— BEGIN Supplied data —

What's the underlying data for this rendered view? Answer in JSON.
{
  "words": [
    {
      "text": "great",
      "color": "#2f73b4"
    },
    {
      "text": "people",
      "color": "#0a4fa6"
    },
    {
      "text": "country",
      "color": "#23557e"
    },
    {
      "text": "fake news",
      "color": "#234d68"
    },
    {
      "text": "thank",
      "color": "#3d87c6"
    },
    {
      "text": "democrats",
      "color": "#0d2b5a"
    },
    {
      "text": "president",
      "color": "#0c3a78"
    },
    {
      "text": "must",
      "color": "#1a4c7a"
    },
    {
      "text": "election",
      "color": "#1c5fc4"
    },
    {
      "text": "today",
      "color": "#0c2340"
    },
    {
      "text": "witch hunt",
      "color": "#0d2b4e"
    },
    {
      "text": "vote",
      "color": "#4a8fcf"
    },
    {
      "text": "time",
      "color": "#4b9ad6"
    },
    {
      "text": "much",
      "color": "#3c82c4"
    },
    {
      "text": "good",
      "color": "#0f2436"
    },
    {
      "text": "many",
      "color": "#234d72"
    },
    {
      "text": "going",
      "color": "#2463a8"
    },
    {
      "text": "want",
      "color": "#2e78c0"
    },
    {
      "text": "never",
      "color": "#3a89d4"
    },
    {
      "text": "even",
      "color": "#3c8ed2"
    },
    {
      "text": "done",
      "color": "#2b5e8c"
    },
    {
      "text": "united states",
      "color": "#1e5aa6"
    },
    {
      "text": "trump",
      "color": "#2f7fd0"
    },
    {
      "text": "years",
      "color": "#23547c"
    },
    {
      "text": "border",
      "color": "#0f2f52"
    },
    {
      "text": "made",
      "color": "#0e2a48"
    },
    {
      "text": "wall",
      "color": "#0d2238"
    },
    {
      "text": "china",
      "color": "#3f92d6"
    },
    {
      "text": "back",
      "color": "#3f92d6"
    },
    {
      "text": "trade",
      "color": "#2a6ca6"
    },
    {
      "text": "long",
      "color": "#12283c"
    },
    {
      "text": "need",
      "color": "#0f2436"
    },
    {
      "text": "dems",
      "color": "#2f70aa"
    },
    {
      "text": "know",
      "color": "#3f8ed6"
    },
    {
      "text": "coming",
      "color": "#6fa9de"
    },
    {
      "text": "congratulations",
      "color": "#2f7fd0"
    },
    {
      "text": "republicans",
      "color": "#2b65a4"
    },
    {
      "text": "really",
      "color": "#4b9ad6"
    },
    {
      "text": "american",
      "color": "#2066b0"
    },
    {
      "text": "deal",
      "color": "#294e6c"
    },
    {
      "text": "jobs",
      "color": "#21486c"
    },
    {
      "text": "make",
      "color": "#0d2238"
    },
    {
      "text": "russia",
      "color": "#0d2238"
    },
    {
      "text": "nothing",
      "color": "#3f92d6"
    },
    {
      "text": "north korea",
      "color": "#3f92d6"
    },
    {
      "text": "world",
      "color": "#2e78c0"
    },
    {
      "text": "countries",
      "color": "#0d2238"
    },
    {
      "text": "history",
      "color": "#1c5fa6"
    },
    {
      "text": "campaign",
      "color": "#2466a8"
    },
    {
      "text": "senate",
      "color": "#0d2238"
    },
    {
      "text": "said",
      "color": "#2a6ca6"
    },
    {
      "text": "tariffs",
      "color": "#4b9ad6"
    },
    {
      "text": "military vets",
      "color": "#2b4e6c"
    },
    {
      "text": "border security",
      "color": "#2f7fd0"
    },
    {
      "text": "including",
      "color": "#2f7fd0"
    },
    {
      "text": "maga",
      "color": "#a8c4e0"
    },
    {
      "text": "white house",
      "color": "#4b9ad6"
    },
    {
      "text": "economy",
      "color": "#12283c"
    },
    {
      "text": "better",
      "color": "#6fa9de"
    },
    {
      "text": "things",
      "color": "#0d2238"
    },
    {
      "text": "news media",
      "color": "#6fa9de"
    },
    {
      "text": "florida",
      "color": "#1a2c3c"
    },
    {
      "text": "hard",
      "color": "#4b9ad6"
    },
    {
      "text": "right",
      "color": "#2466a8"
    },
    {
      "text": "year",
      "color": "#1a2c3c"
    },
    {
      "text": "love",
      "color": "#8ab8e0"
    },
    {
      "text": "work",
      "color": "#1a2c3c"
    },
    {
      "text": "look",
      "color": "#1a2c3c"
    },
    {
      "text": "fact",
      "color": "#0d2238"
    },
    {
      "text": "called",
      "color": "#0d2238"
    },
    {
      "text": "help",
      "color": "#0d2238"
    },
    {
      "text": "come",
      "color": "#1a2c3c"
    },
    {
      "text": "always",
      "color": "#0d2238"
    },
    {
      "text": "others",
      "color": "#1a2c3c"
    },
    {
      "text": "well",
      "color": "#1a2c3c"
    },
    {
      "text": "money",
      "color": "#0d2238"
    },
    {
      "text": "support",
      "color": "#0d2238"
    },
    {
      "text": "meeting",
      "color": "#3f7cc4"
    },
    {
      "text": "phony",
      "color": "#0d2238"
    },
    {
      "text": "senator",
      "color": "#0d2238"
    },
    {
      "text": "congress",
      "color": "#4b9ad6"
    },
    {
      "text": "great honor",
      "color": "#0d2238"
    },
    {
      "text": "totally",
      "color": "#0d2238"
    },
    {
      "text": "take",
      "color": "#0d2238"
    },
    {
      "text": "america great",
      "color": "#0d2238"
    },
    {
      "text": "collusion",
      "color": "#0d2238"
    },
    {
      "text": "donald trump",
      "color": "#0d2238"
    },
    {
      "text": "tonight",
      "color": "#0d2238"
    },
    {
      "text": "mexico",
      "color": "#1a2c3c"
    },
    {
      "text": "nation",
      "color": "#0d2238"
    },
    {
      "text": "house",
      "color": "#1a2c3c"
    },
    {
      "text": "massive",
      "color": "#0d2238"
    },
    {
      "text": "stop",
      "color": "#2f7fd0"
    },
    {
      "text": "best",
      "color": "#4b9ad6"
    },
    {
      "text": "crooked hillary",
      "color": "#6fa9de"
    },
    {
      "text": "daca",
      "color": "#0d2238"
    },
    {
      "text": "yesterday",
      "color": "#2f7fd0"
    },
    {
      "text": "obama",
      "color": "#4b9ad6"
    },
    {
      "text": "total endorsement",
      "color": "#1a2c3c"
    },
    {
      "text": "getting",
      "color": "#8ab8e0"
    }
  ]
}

— END Supplied data —

# Task description:
Produce a verbatim transcription of the entries above.

# Written reply:
What's the underlying data for this rendered view? Answer in JSON.
{
  "words": [
    {
      "text": "great",
      "color": "#2f73b4"
    },
    {
      "text": "people",
      "color": "#0a4fa6"
    },
    {
      "text": "country",
      "color": "#23557e"
    },
    {
      "text": "fake news",
      "color": "#234d68"
    },
    {
      "text": "thank",
      "color": "#3d87c6"
    },
    {
      "text": "democrats",
      "color": "#0d2b5a"
    },
    {
      "text": "president",
      "color": "#0c3a78"
    },
    {
      "text": "must",
      "color": "#1a4c7a"
    },
    {
      "text": "election",
      "color": "#1c5fc4"
    },
    {
      "text": "today",
      "color": "#0c2340"
    },
    {
      "text": "witch hunt",
      "color": "#0d2b4e"
    },
    {
      "text": "vote",
      "color": "#4a8fcf"
    },
    {
      "text": "time",
      "color": "#4b9ad6"
    },
    {
      "text": "much",
      "color": "#3c82c4"
    },
    {
      "text": "good",
      "color": "#0f2436"
    },
    {
      "text": "many",
      "color": "#234d72"
    },
    {
      "text": "going",
      "color": "#2463a8"
    },
    {
      "text": "want",
      "color": "#2e78c0"
    },
    {
      "text": "never",
      "color": "#3a89d4"
    },
    {
      "text": "even",
      "color": "#3c8ed2"
    },
    {
      "text": "done",
      "color": "#2b5e8c"
    },
    {
      "text": "united states",
      "color": "#1e5aa6"
    },
    {
      "text": "trump",
      "color": "#2f7fd0"
    },
    {
      "text": "years",
      "color": "#23547c"
    },
    {
      "text": "border",
      "color": "#0f2f52"
    },
    {
      "text": "made",
      "color": "#0e2a48"
    },
    {
      "text": "wall",
      "color": "#0d2238"
    },
    {
      "text": "china",
      "color": "#3f92d6"
    },
    {
      "text": "back",
      "color": "#3f92d6"
    },
    {
      "text": "trade",
      "color": "#2a6ca6"
    },
    {
      "text": "long",
      "color": "#12283c"
    },
    {
      "text": "need",
      "color": "#0f2436"
    },
    {
      "text": "dems",
      "color": "#2f70aa"
    },
    {
      "text": "know",
      "color": "#3f8ed6"
    },
    {
      "text": "coming",
      "color": "#6fa9de"
    },
    {
      "text": "congratulations",
      "color": "#2f7fd0"
    },
    {
      "text": "republicans",
      "color": "#2b65a4"
    },
    {
      "text": "really",
      "color": "#4b9ad6"
    },
    {
      "text": "american",
      "color": "#2066b0"
    },
    {
      "text": "deal",
      "color": "#294e6c"
    },
    {
      "text": "jobs",
      "color": "#21486c"
    },
    {
      "text": "make",
      "color": "#0d2238"
    },
    {
      "text": "russia",
      "color": "#0d2238"
    },
    {
      "text": "nothing",
      "color": "#3f92d6"
    },
    {
      "text": "north korea",
      "color": "#3f92d6"
    },
    {
      "text": "world",
      "color": "#2e78c0"
    },
    {
      "text": "countries",
      "color": "#0d2238"
    },
    {
      "text": "history",
      "color": "#1c5fa6"
    },
    {
      "text": "campaign",
      "color": "#2466a8"
    },
    {
      "text": "senate",
      "color": "#0d2238"
    },
    {
      "text": "said",
      "color": "#2a6ca6"
    },
    {
      "text": "tariffs",
      "color": "#4b9ad6"
    },
    {
      "text": "military vets",
      "color": "#2b4e6c"
    },
    {
      "text": "border security",
      "color": "#2f7fd0"
    },
    {
      "text": "including",
      "color": "#2f7fd0"
    },
    {
      "text": "maga",
      "color": "#a8c4e0"
    },
    {
      "text": "white house",
      "color": "#4b9ad6"
    },
    {
      "text": "economy",
      "color": "#12283c"
    },
    {
      "text": "better",
      "color": "#6fa9de"
    },
    {
      "text": "things",
      "color": "#0d2238"
    },
    {
      "text": "news media",
      "color": "#6fa9de"
    },
    {
      "text": "florida",
      "color": "#1a2c3c"
    },
    {
      "text": "hard",
      "color": "#4b9ad6"
    },
    {
      "text": "right",
      "color": "#2466a8"
    },
    {
      "text": "year",
      "color": "#1a2c3c"
    },
    {
      "text": "love",
      "color": "#8ab8e0"
    },
    {
      "text": "work",
      "color": "#1a2c3c"
    },
    {
      "text": "look",
      "color": "#1a2c3c"
    },
    {
      "text": "fact",
      "color": "#0d2238"
    },
    {
      "text": "called",
      "color": "#0d2238"
    },
    {
      "text": "help",
      "color": "#0d2238"
    },
    {
      "text": "come",
      "color": "#1a2c3c"
    },
    {
      "text": "always",
      "color": "#0d2238"
    },
    {
      "text": "others",
      "color": "#1a2c3c"
    },
    {
      "text": "well",
      "color": "#1a2c3c"
    },
    {
      "text": "money",
      "color": "#0d2238"
    },
    {
      "text": "support",
      "color": "#0d2238"
    },
    {
      "text": "meeting",
      "color": "#3f7cc4"
    },
    {
      "text": "phony",
      "color": "#0d2238"
    },
    {
      "text": "senator",
      "color": "#0d2238"
    },
    {
      "text": "congress",
      "color": "#4b9ad6"
    },
    {
      "text": "great honor",
      "color": "#0d2238"
    },
    {
      "text": "totally",
      "color": "#0d2238"
    },
    {
      "text": "take",
      "color": "#0d2238"
    },
    {
      "text": "america great",
      "color": "#0d2238"
    },
    {
      "text": "collusion",
      "color": "#0d2238"
    },
    {
      "text": "donald trump",
      "color": "#0d2238"
    },
    {
      "text": "tonight",
      "color": "#0d2238"
    },
    {
      "text": "mexico",
      "color": "#1a2c3c"
    },
    {
      "text": "nation",
      "color": "#0d2238"
    },
    {
      "text": "house",
      "color": "#1a2c3c"
    },
    {
      "text": "massive",
      "color": "#0d2238"
    },
    {
      "text": "stop",
      "color": "#2f7fd0"
    },
    {
      "text": "best",
      "color": "#4b9ad6"
    },
    {
      "text": "crooked hillary",
      "color": "#6fa9de"
    },
    {
      "text": "daca",
      "color": "#0d2238"
    },
    {
      "text": "yesterday",
      "color": "#2f7fd0"
    },
    {
      "text": "obama",
      "color": "#4b9ad6"
    },
    {
      "text": "total endorsement",
      "color": "#1a2c3c"
    },
    {
      "text": "getting",
      "color": "#8ab8e0"
    }
  ]
}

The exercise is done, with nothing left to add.